§ **RECORDS FOR THE EXERCISE**
....................

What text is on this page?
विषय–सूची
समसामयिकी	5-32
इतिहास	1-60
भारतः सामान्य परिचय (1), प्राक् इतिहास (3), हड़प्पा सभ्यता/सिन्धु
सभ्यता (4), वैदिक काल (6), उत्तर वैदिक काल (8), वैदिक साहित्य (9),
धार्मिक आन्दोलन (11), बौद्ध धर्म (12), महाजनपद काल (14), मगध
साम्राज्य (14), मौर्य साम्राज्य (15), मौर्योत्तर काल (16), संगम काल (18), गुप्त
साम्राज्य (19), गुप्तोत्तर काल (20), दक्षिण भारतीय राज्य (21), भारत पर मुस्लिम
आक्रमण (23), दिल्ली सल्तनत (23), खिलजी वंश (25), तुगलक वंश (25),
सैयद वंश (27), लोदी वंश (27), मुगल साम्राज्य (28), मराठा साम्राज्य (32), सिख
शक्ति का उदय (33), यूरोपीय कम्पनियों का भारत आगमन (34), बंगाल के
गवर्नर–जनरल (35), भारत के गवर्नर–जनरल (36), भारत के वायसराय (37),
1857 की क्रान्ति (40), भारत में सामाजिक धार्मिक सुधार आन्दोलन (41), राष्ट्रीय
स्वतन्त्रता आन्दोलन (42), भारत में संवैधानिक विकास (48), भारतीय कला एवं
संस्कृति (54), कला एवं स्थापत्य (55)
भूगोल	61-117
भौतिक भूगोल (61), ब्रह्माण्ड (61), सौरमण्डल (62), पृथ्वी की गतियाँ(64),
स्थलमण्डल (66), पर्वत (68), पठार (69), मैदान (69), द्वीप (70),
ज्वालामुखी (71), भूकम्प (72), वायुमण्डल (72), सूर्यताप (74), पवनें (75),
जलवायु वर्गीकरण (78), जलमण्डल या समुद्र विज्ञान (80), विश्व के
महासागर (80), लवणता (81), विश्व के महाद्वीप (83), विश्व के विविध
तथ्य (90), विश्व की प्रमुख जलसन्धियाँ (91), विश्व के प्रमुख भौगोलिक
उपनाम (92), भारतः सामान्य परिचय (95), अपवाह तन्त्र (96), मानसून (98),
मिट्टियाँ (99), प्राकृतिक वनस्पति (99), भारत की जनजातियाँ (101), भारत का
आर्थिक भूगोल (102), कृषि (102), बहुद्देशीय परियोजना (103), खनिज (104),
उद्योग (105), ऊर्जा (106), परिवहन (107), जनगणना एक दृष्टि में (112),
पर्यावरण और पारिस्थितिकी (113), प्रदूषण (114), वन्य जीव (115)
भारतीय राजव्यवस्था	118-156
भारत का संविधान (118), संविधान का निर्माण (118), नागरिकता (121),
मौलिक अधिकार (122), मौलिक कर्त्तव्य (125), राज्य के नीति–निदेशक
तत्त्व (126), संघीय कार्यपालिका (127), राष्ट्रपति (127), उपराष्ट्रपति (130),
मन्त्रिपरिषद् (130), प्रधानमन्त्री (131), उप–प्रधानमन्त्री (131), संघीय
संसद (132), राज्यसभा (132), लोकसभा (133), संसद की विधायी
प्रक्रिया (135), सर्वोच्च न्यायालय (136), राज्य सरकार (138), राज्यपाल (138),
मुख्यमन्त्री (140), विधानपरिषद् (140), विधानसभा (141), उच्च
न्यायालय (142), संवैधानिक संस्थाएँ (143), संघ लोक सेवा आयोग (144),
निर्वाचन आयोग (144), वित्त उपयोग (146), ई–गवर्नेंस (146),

....................

§ **DIRECTIONS FOR THIS TASK**
Transcribe the whole listing exactly.

§ **THE REPLY**
What text is on this page?
विषय–सूची
समसामयिकी	5-32
इतिहास	1-60
भारतः सामान्य परिचय (1), प्राक् इतिहास (3), हड़प्पा सभ्यता/सिन्धु
सभ्यता (4), वैदिक काल (6), उत्तर वैदिक काल (8), वैदिक साहित्य (9),
धार्मिक आन्दोलन (11), बौद्ध धर्म (12), महाजनपद काल (14), मगध
साम्राज्य (14), मौर्य साम्राज्य (15), मौर्योत्तर काल (16), संगम काल (18), गुप्त
साम्राज्य (19), गुप्तोत्तर काल (20), दक्षिण भारतीय राज्य (21), भारत पर मुस्लिम
आक्रमण (23), दिल्ली सल्तनत (23), खिलजी वंश (25), तुगलक वंश (25),
सैयद वंश (27), लोदी वंश (27), मुगल साम्राज्य (28), मराठा साम्राज्य (32), सिख
शक्ति का उदय (33), यूरोपीय कम्पनियों का भारत आगमन (34), बंगाल के
गवर्नर–जनरल (35), भारत के गवर्नर–जनरल (36), भारत के वायसराय (37),
1857 की क्रान्ति (40), भारत में सामाजिक धार्मिक सुधार आन्दोलन (41), राष्ट्रीय
स्वतन्त्रता आन्दोलन (42), भारत में संवैधानिक विकास (48), भारतीय कला एवं
संस्कृति (54), कला एवं स्थापत्य (55)
भूगोल	61-117
भौतिक भूगोल (61), ब्रह्माण्ड (61), सौरमण्डल (62), पृथ्वी की गतियाँ(64),
स्थलमण्डल (66), पर्वत (68), पठार (69), मैदान (69), द्वीप (70),
ज्वालामुखी (71), भूकम्प (72), वायुमण्डल (72), सूर्यताप (74), पवनें (75),
जलवायु वर्गीकरण (78), जलमण्डल या समुद्र विज्ञान (80), विश्व के
महासागर (80), लवणता (81), विश्व के महाद्वीप (83), विश्व के विविध
तथ्य (90), विश्व की प्रमुख जलसन्धियाँ (91), विश्व के प्रमुख भौगोलिक
उपनाम (92), भारतः सामान्य परिचय (95), अपवाह तन्त्र (96), मानसून (98),
मिट्टियाँ (99), प्राकृतिक वनस्पति (99), भारत की जनजातियाँ (101), भारत का
आर्थिक भूगोल (102), कृषि (102), बहुद्देशीय परियोजना (103), खनिज (104),
उद्योग (105), ऊर्जा (106), परिवहन (107), जनगणना एक दृष्टि में (112),
पर्यावरण और पारिस्थितिकी (113), प्रदूषण (114), वन्य जीव (115)
भारतीय राजव्यवस्था	118-156
भारत का संविधान (118), संविधान का निर्माण (118), नागरिकता (121),
मौलिक अधिकार (122), मौलिक कर्त्तव्य (125), राज्य के नीति–निदेशक
तत्त्व (126), संघीय कार्यपालिका (127), राष्ट्रपति (127), उपराष्ट्रपति (130),
मन्त्रिपरिषद् (130), प्रधानमन्त्री (131), उप–प्रधानमन्त्री (131), संघीय
संसद (132), राज्यसभा (132), लोकसभा (133), संसद की विधायी
प्रक्रिया (135), सर्वोच्च न्यायालय (136), राज्य सरकार (138), राज्यपाल (138),
मुख्यमन्त्री (140), विधानपरिषद् (140), विधानसभा (141), उच्च
न्यायालय (142), संवैधानिक संस्थाएँ (143), संघ लोक सेवा आयोग (144),
निर्वाचन आयोग (144), वित्त उपयोग (146), ई–गवर्नेंस (146),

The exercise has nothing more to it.